The problem: Can you rewrite the items below, from the very first line through the line containing "y-tick-label: 14.0000 <box>1150" (both included), as a Markdown table with the columns Row and Line, leaving out any blank lines?

Extracted data:

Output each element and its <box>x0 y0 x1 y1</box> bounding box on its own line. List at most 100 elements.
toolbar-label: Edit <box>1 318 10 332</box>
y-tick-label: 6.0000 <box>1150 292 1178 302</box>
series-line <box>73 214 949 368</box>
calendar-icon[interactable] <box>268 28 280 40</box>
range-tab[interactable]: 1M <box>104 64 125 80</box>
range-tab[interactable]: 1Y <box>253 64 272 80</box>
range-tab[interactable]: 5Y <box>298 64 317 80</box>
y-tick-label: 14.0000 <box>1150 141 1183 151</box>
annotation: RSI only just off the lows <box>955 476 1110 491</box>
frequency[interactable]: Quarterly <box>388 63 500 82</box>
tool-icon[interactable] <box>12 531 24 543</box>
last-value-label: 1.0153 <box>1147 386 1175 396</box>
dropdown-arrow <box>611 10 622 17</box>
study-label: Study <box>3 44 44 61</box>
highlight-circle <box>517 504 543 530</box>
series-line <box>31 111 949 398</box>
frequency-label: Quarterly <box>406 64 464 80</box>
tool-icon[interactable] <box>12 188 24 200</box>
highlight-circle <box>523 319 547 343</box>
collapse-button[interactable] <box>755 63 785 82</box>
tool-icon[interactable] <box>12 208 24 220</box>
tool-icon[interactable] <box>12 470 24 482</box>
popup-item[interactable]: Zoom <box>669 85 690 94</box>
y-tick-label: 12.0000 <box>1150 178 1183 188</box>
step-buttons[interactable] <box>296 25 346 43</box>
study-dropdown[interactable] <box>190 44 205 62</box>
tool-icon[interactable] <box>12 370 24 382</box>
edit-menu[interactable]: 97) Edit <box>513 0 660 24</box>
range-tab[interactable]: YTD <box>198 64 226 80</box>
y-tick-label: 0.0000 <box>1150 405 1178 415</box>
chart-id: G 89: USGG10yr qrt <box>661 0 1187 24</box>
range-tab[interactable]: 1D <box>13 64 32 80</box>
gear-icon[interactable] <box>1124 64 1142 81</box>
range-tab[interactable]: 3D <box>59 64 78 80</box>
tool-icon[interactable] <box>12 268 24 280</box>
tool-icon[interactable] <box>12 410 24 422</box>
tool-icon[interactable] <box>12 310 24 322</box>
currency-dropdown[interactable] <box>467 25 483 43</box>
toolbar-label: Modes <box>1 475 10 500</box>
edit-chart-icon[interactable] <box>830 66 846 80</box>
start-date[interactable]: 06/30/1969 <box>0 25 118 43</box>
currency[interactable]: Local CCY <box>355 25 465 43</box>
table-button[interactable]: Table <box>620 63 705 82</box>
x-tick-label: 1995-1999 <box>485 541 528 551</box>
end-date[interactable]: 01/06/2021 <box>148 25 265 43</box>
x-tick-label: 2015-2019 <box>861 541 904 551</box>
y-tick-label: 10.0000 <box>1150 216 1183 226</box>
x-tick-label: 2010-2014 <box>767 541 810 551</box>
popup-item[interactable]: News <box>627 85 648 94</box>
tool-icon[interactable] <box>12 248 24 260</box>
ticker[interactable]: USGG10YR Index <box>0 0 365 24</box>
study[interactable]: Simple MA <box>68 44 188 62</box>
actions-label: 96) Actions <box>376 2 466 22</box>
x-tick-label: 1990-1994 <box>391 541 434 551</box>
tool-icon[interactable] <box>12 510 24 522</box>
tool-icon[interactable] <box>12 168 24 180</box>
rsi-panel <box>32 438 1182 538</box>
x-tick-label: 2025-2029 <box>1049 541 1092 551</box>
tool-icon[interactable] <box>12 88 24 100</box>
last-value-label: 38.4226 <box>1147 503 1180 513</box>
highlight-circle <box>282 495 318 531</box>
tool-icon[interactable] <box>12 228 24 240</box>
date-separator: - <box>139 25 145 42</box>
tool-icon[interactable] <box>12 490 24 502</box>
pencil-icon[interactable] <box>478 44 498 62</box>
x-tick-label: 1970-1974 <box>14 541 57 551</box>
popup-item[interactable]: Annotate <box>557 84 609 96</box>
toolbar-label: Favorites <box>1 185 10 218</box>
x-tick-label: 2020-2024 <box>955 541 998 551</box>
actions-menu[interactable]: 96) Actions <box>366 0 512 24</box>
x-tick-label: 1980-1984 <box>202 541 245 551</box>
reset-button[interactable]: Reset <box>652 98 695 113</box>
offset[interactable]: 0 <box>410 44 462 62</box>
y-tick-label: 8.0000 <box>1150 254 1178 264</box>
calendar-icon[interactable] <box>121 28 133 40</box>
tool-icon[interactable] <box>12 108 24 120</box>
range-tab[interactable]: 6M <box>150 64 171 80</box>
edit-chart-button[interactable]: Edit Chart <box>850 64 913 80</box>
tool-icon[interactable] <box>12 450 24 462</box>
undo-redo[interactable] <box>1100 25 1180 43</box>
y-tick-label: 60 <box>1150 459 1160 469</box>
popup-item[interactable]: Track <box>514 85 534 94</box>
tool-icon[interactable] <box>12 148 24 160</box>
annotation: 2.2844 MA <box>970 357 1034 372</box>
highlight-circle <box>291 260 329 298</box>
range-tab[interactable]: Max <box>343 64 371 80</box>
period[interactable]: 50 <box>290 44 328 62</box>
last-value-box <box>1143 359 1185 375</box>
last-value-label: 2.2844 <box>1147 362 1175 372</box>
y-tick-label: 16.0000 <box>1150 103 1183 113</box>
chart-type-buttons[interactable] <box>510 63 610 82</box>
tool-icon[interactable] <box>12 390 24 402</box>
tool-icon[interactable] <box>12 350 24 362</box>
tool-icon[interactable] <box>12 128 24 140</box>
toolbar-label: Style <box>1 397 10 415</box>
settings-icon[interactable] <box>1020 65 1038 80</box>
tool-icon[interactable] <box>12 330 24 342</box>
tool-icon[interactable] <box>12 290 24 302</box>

Answer to this exercise:
| Row | Line |
|---|---|
| 1 | Output each element and its <box>x0 y0 x1 y1</box> bounding box on its own line. List at most 100 elements. |
| 2 | toolbar-label: Edit <box>1 318 10 332</box> |
| 3 | y-tick-label: 6.0000 <box>1150 292 1178 302</box> |
| 4 | series-line <box>73 214 949 368</box> |
| 5 | calendar-icon[interactable] <box>268 28 280 40</box> |
| 6 | range-tab[interactable]: 1M <box>104 64 125 80</box> |
| 7 | range-tab[interactable]: 1Y <box>253 64 272 80</box> |
| 8 | range-tab[interactable]: 5Y <box>298 64 317 80</box> |
| 9 | y-tick-label: 14.0000 <box>1150 141 1183 151</box> |